What this task involves – Filter the records for lines holding the string "them".

Information supplied –
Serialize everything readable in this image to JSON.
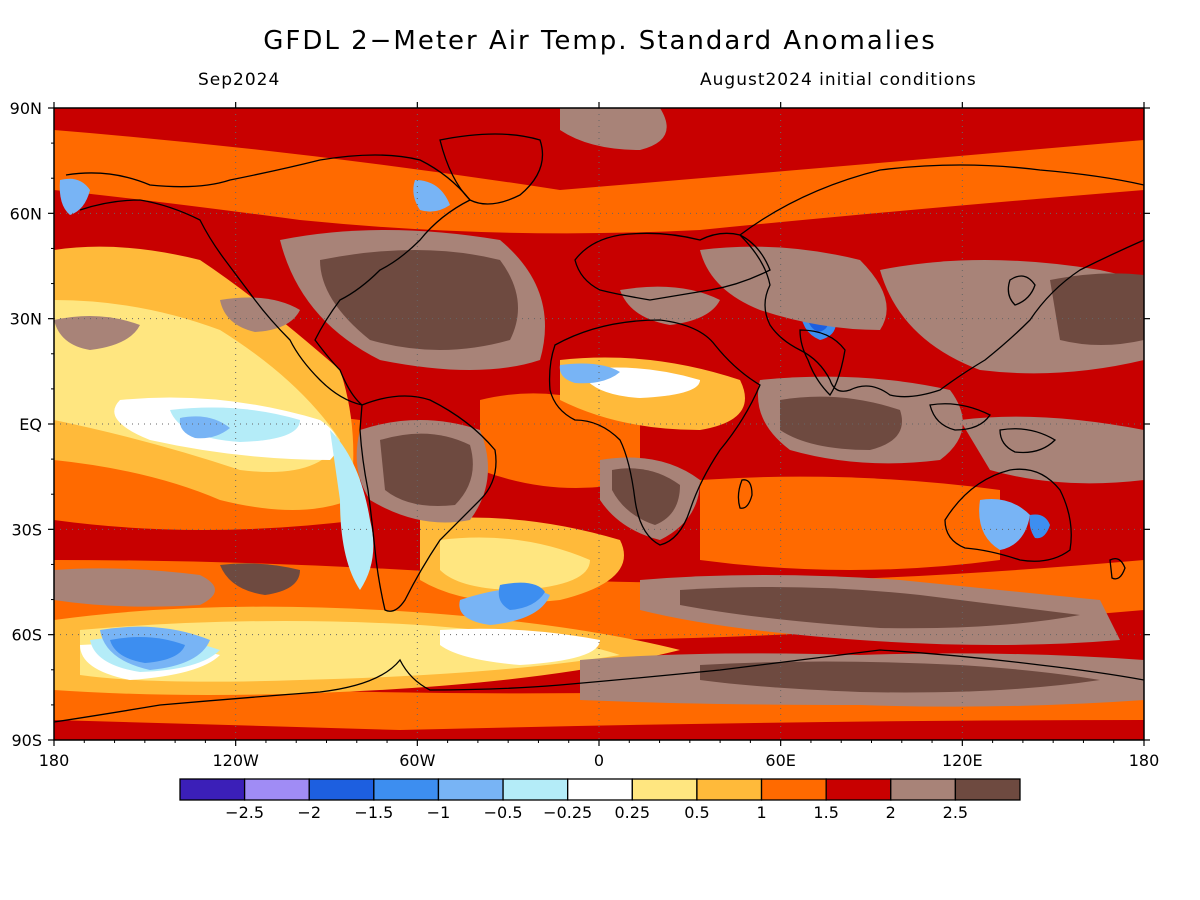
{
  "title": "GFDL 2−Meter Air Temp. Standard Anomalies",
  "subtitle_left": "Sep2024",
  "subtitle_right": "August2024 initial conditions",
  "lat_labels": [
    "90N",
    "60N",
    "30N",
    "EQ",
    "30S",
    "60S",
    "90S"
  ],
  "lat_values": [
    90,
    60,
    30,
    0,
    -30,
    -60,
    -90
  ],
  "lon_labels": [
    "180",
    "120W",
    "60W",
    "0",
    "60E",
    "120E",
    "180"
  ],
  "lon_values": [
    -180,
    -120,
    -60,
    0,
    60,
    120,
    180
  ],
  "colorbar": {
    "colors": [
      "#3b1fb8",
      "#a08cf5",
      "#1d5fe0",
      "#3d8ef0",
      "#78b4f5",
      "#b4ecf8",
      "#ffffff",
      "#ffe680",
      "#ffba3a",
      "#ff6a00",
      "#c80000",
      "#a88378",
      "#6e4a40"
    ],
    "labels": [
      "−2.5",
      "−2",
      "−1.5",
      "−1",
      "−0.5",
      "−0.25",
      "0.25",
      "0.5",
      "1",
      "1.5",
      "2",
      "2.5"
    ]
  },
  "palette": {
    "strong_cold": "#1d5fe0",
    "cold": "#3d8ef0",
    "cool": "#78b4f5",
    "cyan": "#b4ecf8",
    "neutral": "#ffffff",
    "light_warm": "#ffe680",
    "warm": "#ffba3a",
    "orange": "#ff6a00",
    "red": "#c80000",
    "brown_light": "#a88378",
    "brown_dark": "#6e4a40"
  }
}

* * *

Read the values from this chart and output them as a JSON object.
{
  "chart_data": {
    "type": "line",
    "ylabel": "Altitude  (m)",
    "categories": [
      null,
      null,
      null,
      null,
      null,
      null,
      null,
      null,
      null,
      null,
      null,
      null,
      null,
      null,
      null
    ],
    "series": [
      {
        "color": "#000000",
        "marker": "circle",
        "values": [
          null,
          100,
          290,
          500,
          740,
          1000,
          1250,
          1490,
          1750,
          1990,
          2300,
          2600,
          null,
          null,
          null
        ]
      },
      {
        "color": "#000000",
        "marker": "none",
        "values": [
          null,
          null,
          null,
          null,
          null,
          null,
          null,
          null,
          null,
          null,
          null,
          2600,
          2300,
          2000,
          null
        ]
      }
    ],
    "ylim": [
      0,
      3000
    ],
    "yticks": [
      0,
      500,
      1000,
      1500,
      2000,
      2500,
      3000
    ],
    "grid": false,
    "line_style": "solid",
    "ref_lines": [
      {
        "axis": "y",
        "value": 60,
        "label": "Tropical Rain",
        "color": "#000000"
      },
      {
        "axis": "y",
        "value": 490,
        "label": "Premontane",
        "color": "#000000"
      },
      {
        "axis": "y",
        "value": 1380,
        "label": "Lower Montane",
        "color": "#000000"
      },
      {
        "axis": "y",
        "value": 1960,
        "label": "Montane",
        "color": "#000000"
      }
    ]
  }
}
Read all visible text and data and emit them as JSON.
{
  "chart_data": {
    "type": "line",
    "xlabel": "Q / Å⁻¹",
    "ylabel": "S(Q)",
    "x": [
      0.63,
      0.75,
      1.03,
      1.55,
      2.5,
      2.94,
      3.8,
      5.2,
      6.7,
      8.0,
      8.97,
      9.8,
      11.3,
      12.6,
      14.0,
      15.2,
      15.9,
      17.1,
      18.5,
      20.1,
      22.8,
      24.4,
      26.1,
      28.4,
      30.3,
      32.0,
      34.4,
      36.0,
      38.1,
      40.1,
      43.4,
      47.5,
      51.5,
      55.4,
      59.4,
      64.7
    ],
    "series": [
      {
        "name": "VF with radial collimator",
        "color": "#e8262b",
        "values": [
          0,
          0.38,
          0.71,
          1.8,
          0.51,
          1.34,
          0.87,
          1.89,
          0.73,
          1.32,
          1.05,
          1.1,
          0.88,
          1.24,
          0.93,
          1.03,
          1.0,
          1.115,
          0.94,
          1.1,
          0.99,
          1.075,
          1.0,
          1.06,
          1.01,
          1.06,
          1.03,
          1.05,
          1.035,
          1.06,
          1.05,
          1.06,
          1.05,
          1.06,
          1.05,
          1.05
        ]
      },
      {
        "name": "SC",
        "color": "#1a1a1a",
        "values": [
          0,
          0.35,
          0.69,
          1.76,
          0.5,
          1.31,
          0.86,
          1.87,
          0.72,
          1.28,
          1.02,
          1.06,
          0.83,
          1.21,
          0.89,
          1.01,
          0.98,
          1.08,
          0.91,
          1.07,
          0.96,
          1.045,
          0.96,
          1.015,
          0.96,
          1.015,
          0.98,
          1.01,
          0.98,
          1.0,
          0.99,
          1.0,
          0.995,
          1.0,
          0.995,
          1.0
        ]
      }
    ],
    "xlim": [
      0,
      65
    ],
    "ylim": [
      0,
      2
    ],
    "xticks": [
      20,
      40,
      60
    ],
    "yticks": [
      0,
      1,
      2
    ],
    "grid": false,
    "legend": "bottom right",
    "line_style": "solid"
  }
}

---

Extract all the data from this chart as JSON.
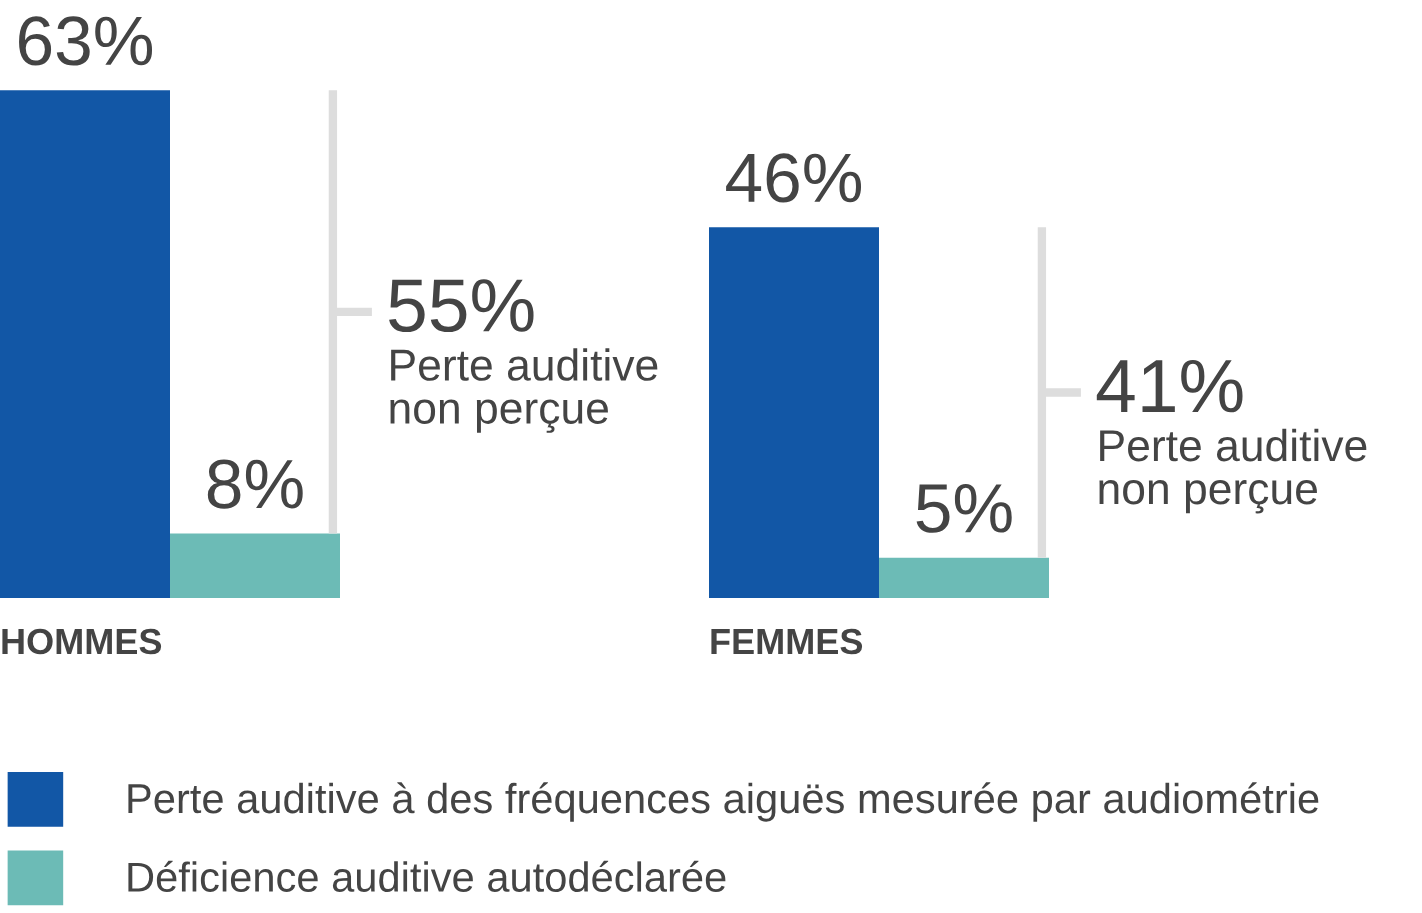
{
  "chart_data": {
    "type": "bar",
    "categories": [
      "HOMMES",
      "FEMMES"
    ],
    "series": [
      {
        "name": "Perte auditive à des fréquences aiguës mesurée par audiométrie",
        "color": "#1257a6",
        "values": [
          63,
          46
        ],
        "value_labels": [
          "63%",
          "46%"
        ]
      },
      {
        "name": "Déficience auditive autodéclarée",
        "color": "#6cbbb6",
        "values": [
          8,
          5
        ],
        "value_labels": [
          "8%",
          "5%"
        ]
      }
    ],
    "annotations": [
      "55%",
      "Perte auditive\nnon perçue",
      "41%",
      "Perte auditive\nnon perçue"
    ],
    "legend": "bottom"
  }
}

Task answer –
Read the values from this chart and output them as a JSON object.
Read all visible text and data and emit them as JSON.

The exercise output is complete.